-------- LISTING

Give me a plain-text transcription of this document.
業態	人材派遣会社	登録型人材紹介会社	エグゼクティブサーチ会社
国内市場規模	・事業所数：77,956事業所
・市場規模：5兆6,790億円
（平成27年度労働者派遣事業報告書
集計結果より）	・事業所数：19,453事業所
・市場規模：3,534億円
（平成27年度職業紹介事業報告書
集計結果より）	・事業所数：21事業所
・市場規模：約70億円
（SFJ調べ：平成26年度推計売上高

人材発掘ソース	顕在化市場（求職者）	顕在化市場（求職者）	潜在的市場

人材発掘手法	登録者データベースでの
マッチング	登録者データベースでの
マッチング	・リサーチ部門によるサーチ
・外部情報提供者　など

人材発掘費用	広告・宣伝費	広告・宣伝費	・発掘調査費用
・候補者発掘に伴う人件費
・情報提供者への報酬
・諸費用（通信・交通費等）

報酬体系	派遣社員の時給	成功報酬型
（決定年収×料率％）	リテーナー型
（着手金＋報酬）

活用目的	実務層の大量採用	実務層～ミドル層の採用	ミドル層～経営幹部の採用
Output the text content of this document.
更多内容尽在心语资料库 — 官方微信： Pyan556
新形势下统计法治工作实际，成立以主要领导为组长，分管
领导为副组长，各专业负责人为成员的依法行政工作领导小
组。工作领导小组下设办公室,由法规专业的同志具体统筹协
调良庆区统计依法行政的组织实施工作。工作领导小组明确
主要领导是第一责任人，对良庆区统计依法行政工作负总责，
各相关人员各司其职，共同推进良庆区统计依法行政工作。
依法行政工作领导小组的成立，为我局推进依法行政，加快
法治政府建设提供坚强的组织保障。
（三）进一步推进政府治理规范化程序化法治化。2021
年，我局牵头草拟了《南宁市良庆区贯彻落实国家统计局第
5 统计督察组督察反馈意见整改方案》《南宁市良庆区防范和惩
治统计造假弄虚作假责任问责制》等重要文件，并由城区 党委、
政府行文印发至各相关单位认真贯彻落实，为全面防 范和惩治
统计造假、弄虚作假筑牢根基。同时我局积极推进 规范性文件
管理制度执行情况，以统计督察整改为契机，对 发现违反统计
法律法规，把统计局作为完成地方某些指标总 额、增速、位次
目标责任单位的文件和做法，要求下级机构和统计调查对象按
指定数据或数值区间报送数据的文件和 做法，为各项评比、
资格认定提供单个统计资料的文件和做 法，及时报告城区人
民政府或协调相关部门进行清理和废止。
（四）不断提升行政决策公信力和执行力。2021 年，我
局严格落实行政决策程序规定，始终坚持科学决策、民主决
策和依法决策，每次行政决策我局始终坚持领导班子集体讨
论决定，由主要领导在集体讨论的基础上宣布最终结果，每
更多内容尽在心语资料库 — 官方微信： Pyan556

----------------

*TO BE DONE*: Say how many lines in the records contain the string "事業所数", and say nothing else.

*ANSWER*: 3